Prompt: Show, in full, each line of the data that contains "image".

(Figure record extracts)
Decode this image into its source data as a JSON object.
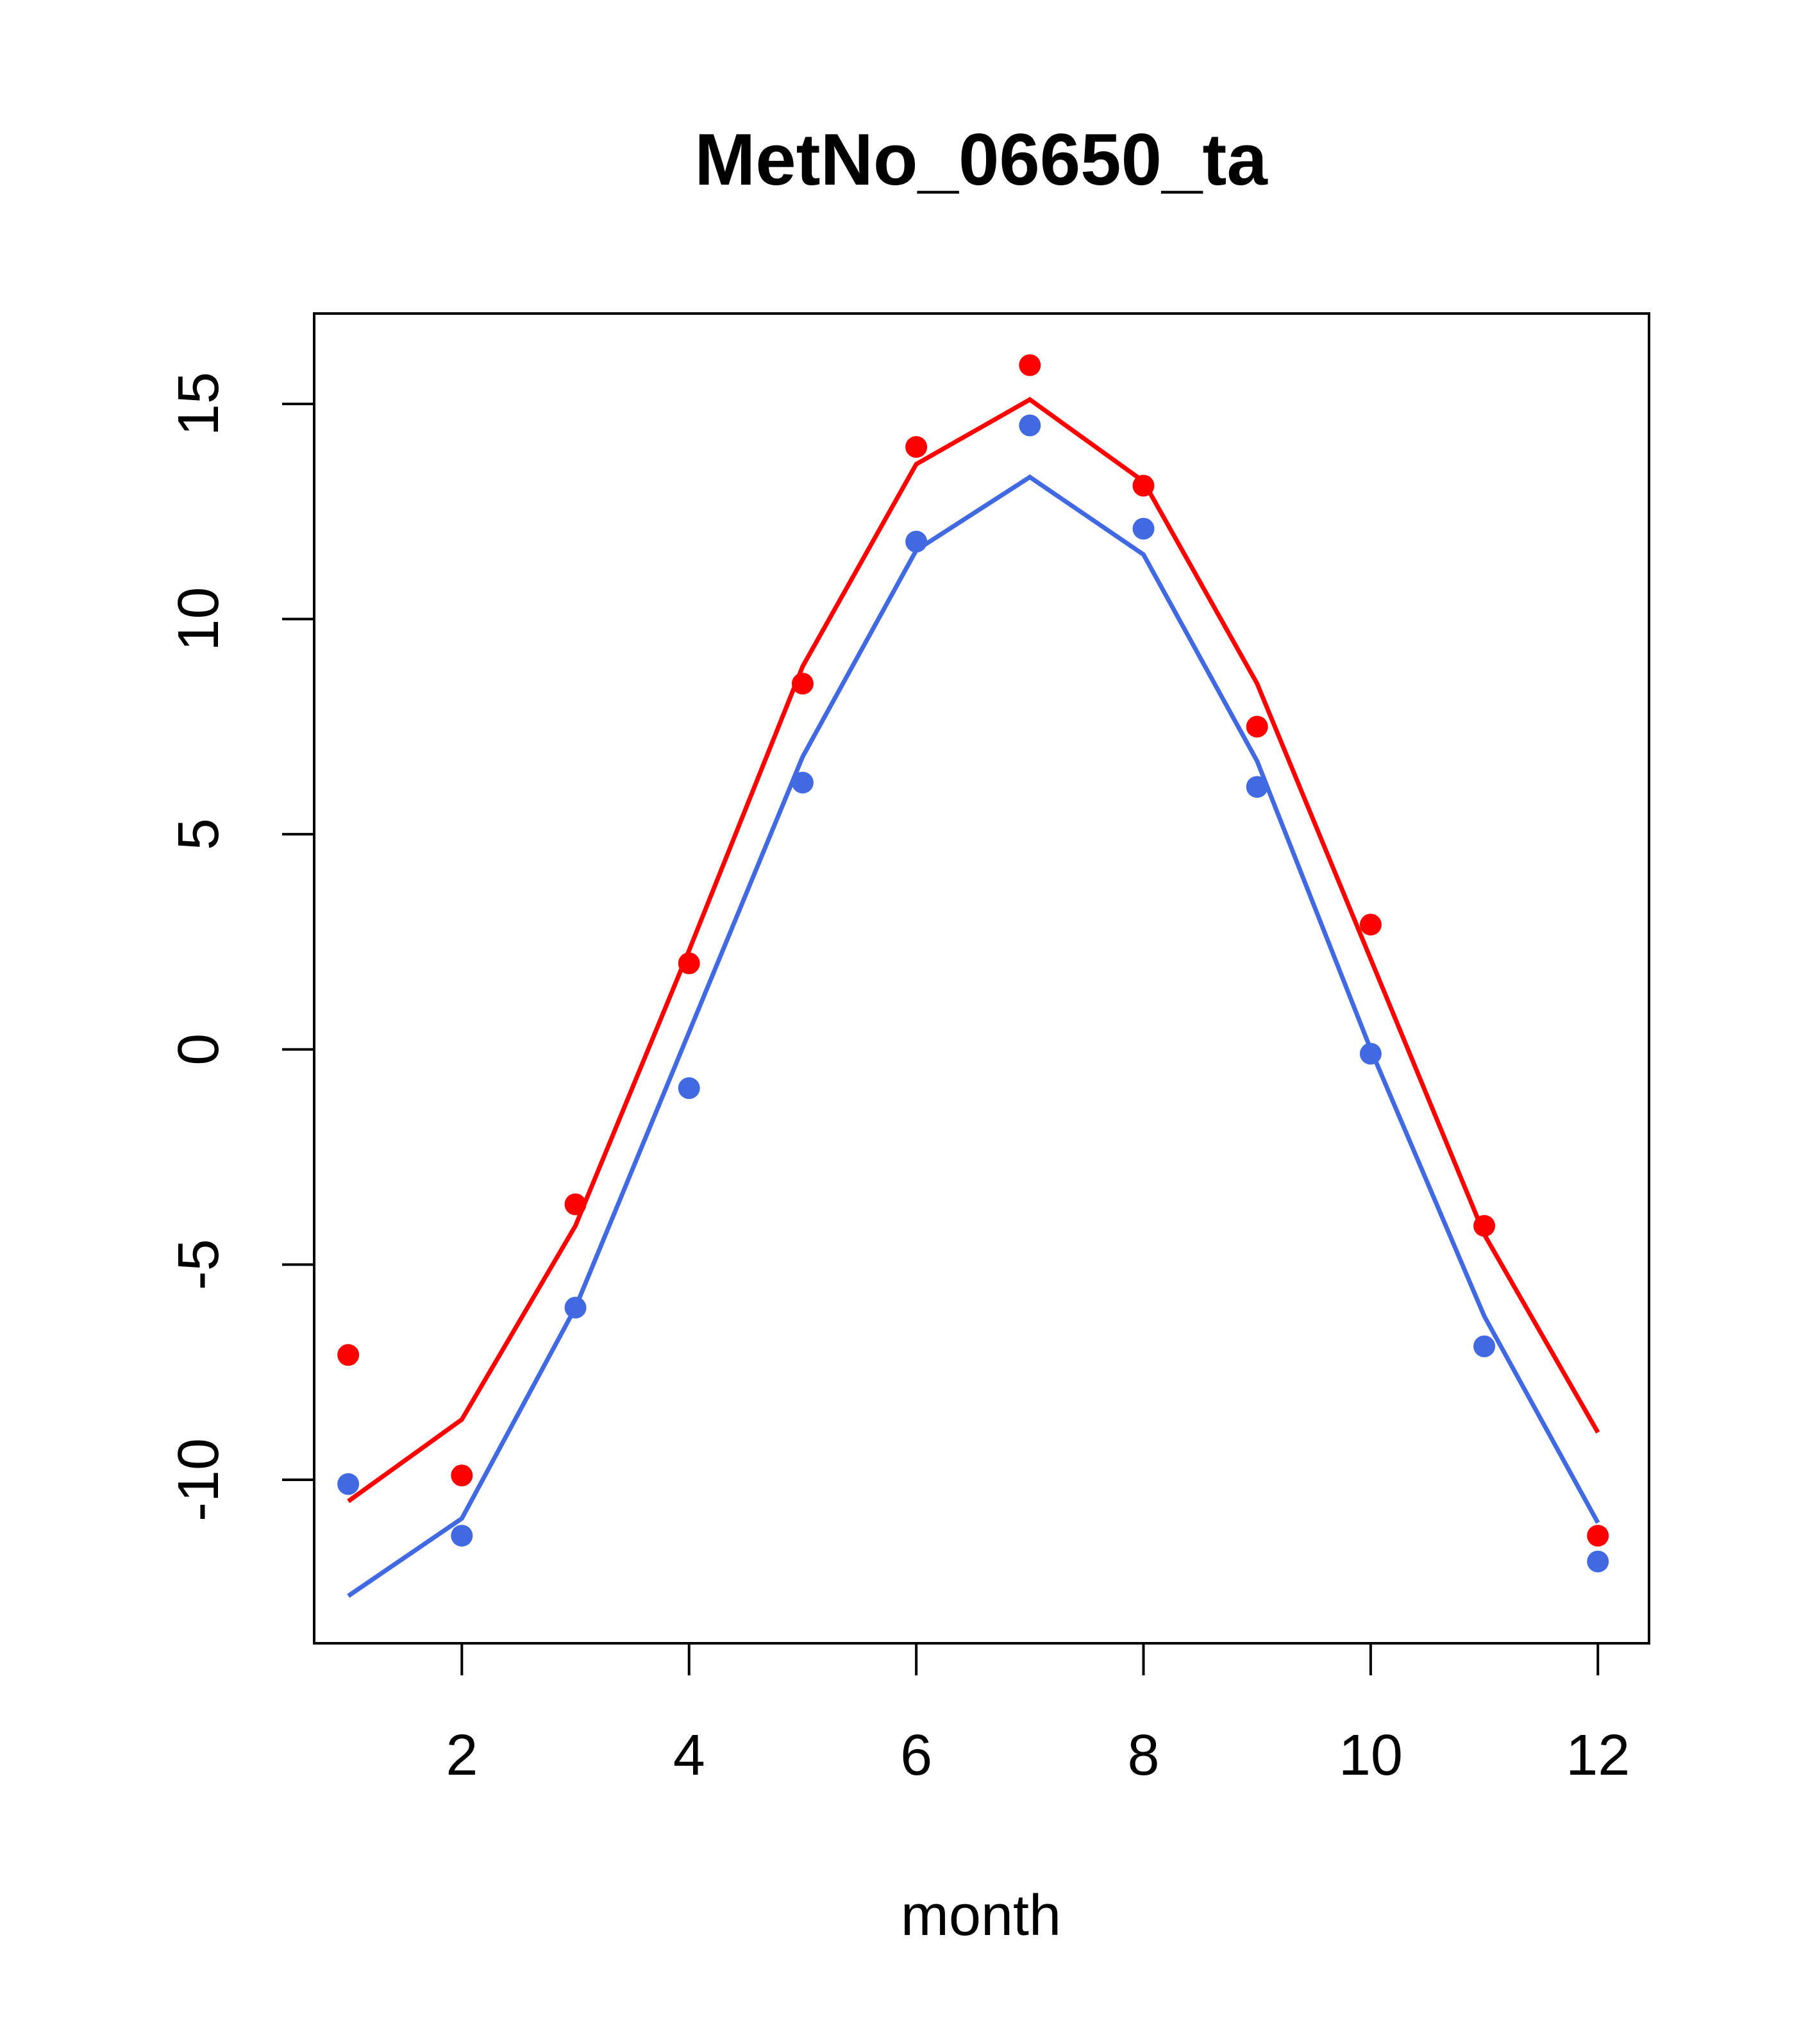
{
  "chart_data": {
    "type": "line",
    "title": "MetNo_06650_ta",
    "xlabel": "month",
    "ylabel": "",
    "xlim": [
      0.7,
      12.45
    ],
    "ylim": [
      -13.8,
      17.1
    ],
    "xticks": [
      2,
      4,
      6,
      8,
      10,
      12
    ],
    "xtick_labels": [
      "2",
      "4",
      "6",
      "8",
      "10",
      "12"
    ],
    "yticks": [
      -10,
      -5,
      0,
      5,
      10,
      15
    ],
    "ytick_labels": [
      "-10",
      "-5",
      "0",
      "5",
      "10",
      "15"
    ],
    "grid": false,
    "x": [
      1,
      2,
      3,
      4,
      5,
      6,
      7,
      8,
      9,
      10,
      11,
      12
    ],
    "series": [
      {
        "color": "#ff0000",
        "line": [
          -10.5,
          -8.6,
          -4.1,
          2.3,
          8.9,
          13.6,
          15.1,
          13.2,
          8.5,
          2.1,
          -4.3,
          -8.9
        ],
        "points": [
          -7.1,
          -9.9,
          -3.6,
          2.0,
          8.5,
          14.0,
          15.9,
          13.1,
          7.5,
          2.9,
          -4.1,
          -11.3
        ]
      },
      {
        "color": "#4169e1",
        "line": [
          -12.7,
          -10.9,
          -6.0,
          0.4,
          6.8,
          11.6,
          13.3,
          11.5,
          6.7,
          0.0,
          -6.2,
          -11.0
        ],
        "points": [
          -10.1,
          -11.3,
          -6.0,
          -0.9,
          6.2,
          11.8,
          14.5,
          12.1,
          6.1,
          -0.1,
          -6.9,
          -11.9
        ]
      }
    ]
  }
}
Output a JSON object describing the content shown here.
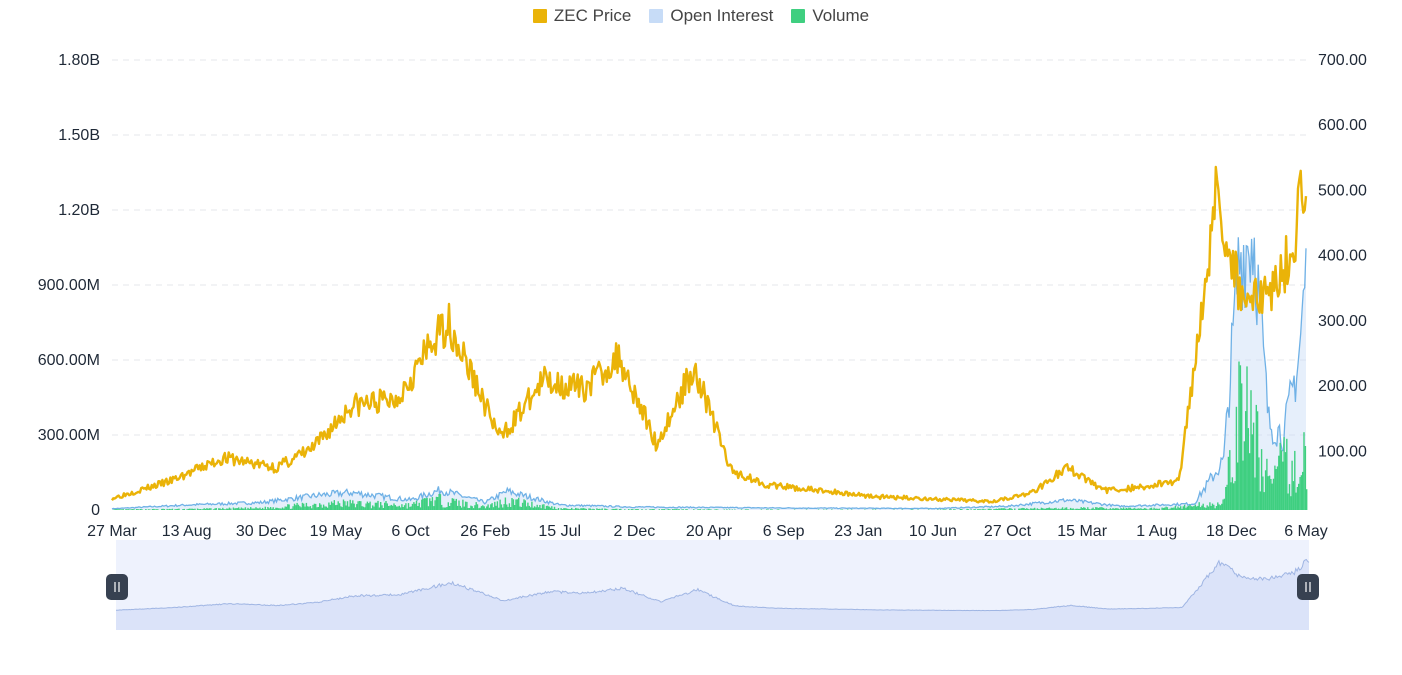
{
  "colors": {
    "price": "#eab308",
    "open_interest_line": "#6fb1e6",
    "open_interest_fill": "#c7dcf7",
    "volume": "#3fcf80",
    "grid": "#e5e7eb",
    "navigator_fill": "#dbe3f9",
    "navigator_line": "#9fb5e3",
    "handle": "#374151"
  },
  "chart_data": {
    "type": "line",
    "legend": [
      {
        "name": "ZEC Price",
        "color": "#eab308"
      },
      {
        "name": "Open Interest",
        "color": "#c7dcf7"
      },
      {
        "name": "Volume",
        "color": "#3fcf80"
      }
    ],
    "legend_placement": "top-center",
    "grid": true,
    "x_ticks": [
      "27 Mar",
      "13 Aug",
      "30 Dec",
      "19 May",
      "6 Oct",
      "26 Feb",
      "15 Jul",
      "2 Dec",
      "20 Apr",
      "6 Sep",
      "23 Jan",
      "10 Jun",
      "27 Oct",
      "15 Mar",
      "1 Aug",
      "18 Dec",
      "6 May"
    ],
    "y_left_ticks": [
      "0",
      "300.00M",
      "600.00M",
      "900.00M",
      "1.20B",
      "1.50B",
      "1.80B"
    ],
    "y_left_range": [
      0,
      1800000000
    ],
    "y_right_ticks": [
      "100.00",
      "200.00",
      "300.00",
      "400.00",
      "500.00",
      "600.00",
      "700.00"
    ],
    "y_right_range": [
      10,
      700
    ],
    "series": [
      {
        "name": "ZEC Price",
        "axis": "right",
        "style": "line",
        "x": [
          0,
          0.8,
          1.5,
          2.2,
          2.7,
          3.2,
          3.8,
          4.5,
          5.2,
          5.8,
          6.3,
          6.8,
          7.3,
          7.8,
          8.3,
          8.8,
          9.3,
          9.8,
          10.3,
          10.8,
          11.3,
          11.8,
          12.3,
          12.8,
          13.3,
          13.8,
          14.3,
          14.8,
          15.1,
          15.4,
          15.8,
          16.0
        ],
        "y": [
          28,
          55,
          90,
          75,
          105,
          170,
          180,
          300,
          120,
          210,
          195,
          245,
          110,
          230,
          70,
          48,
          42,
          36,
          30,
          28,
          25,
          24,
          35,
          75,
          40,
          45,
          55,
          500,
          350,
          330,
          400,
          530
        ]
      },
      {
        "name": "Open Interest",
        "axis": "left",
        "style": "area",
        "x": [
          0,
          1,
          2,
          2.8,
          3.2,
          4,
          4.4,
          5,
          5.3,
          6,
          7,
          8,
          9,
          10,
          11,
          12,
          12.8,
          13.5,
          14.5,
          14.9,
          15.1,
          15.3,
          15.5,
          15.7,
          15.9,
          16.0
        ],
        "y": [
          5000000,
          20000000,
          30000000,
          60000000,
          70000000,
          40000000,
          80000000,
          30000000,
          75000000,
          20000000,
          12000000,
          10000000,
          8000000,
          7000000,
          6000000,
          15000000,
          40000000,
          15000000,
          25000000,
          200000000,
          1000000000,
          1100000000,
          350000000,
          300000000,
          600000000,
          950000000
        ]
      },
      {
        "name": "Volume",
        "axis": "left",
        "style": "bars",
        "x": [
          0,
          1,
          2,
          3,
          4,
          4.3,
          5,
          5.3,
          6,
          7,
          8,
          9,
          10,
          11,
          12,
          13,
          14,
          14.9,
          15.1,
          15.3,
          15.5,
          15.7,
          15.9,
          16.0
        ],
        "y": [
          2000000,
          4000000,
          8000000,
          30000000,
          20000000,
          45000000,
          15000000,
          40000000,
          6000000,
          3000000,
          2000000,
          1500000,
          1500000,
          1500000,
          5000000,
          8000000,
          6000000,
          30000000,
          450000000,
          320000000,
          120000000,
          200000000,
          160000000,
          250000000
        ]
      }
    ]
  }
}
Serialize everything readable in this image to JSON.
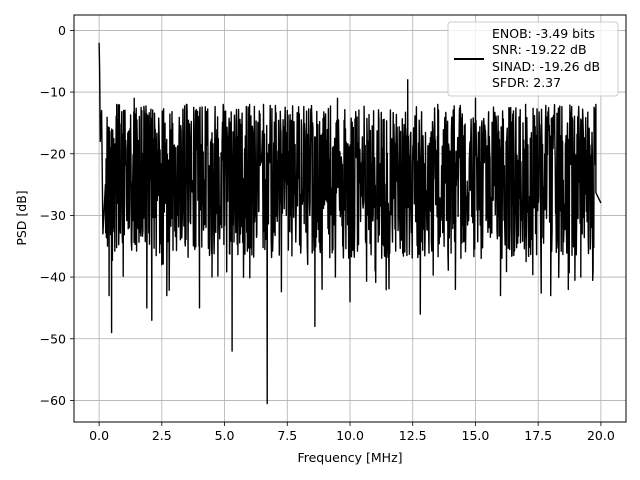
{
  "chart_data": {
    "type": "line",
    "title": "",
    "xlabel": "Frequency [MHz]",
    "ylabel": "PSD [dB]",
    "xlim": [
      -1.0,
      21.0
    ],
    "ylim": [
      -63.5,
      2.5
    ],
    "x_ticks": [
      0.0,
      2.5,
      5.0,
      7.5,
      10.0,
      12.5,
      15.0,
      17.5,
      20.0
    ],
    "x_tick_labels": [
      "0.0",
      "2.5",
      "5.0",
      "7.5",
      "10.0",
      "12.5",
      "15.0",
      "17.5",
      "20.0"
    ],
    "y_ticks": [
      0,
      -10,
      -20,
      -30,
      -40,
      -50,
      -60
    ],
    "y_tick_labels": [
      "0",
      "−10",
      "−20",
      "−30",
      "−40",
      "−50",
      "−60"
    ],
    "grid": true,
    "legend_position": "top-right",
    "series": [
      {
        "name": "",
        "color": "#000000",
        "x": [
          0.0,
          0.02,
          0.05,
          0.1,
          0.15,
          0.25,
          0.4,
          0.45,
          0.5,
          0.7,
          1.0,
          1.4,
          1.9,
          2.1,
          2.7,
          3.5,
          4.0,
          4.5,
          5.3,
          6.0,
          6.7,
          7.5,
          8.6,
          9.5,
          10.0,
          11.0,
          12.3,
          12.8,
          13.5,
          14.2,
          15.0,
          16.0,
          17.0,
          18.0,
          18.7,
          19.2,
          19.8,
          20.0
        ],
        "y": [
          -2,
          -6,
          -18,
          -13,
          -33,
          -25,
          -43,
          -20,
          -49,
          -12,
          -24,
          -11,
          -45,
          -47,
          -43,
          -12,
          -45,
          -40,
          -52,
          -12,
          -60.5,
          -13,
          -48,
          -11,
          -44,
          -39,
          -8,
          -46,
          -12,
          -42,
          -11,
          -43,
          -12,
          -43,
          -42,
          -40,
          -12,
          -28
        ]
      }
    ],
    "legend_entries": [
      "ENOB: -3.49 bits",
      "SNR: -19.22 dB",
      "SINAD: -19.26 dB",
      "SFDR: 2.37"
    ],
    "noise_model": {
      "description": "dense PSD trace, band between approx -10 and -35 dB across 0-20 MHz",
      "upper_dB": -10,
      "lower_dB": -35,
      "mean_dB": -22
    }
  }
}
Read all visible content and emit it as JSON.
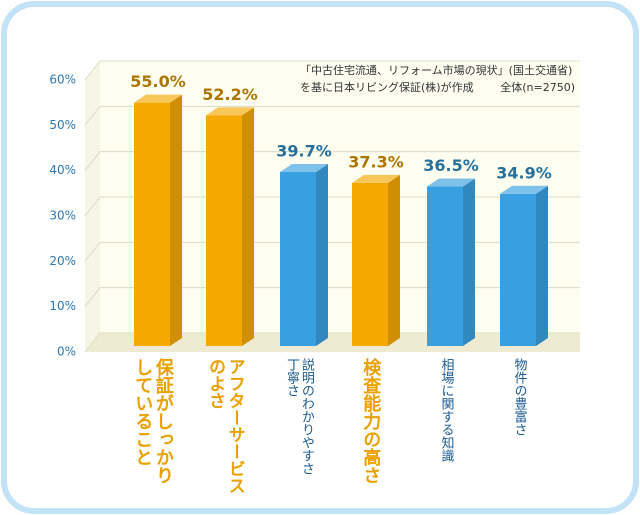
{
  "chart_data": {
    "type": "bar3d",
    "annotations": [
      "「中古住宅流通、リフォーム市場の現状」(国土交通省)",
      "を基に日本リビング保証(株)が作成",
      "全体(n=2750)"
    ],
    "categories": [
      "保証がしっかりしていること",
      "アフターサービスのよさ",
      "説明のわかりやすさ丁寧さ",
      "検査能力の高さ",
      "相場に関する知識",
      "物件の豊富さ"
    ],
    "values": [
      55.0,
      52.2,
      39.7,
      37.3,
      36.5,
      34.9
    ],
    "value_labels": [
      "55.0%",
      "52.2%",
      "39.7%",
      "37.3%",
      "36.5%",
      "34.9%"
    ],
    "colors": [
      "#f5a800",
      "#f5a800",
      "#38a0e0",
      "#f5a800",
      "#38a0e0",
      "#38a0e0"
    ],
    "ylim": [
      0,
      60
    ],
    "yticks": [
      {
        "value": 0,
        "label": "0%"
      },
      {
        "value": 10,
        "label": "10%"
      },
      {
        "value": 20,
        "label": "20%"
      },
      {
        "value": 30,
        "label": "30%"
      },
      {
        "value": 40,
        "label": "40%"
      },
      {
        "value": 50,
        "label": "50%"
      },
      {
        "value": 60,
        "label": "60%"
      }
    ],
    "grid": true
  }
}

Response for this exercise:
Decode this image into its source data as a JSON object.
Serialize everything readable in this image to JSON.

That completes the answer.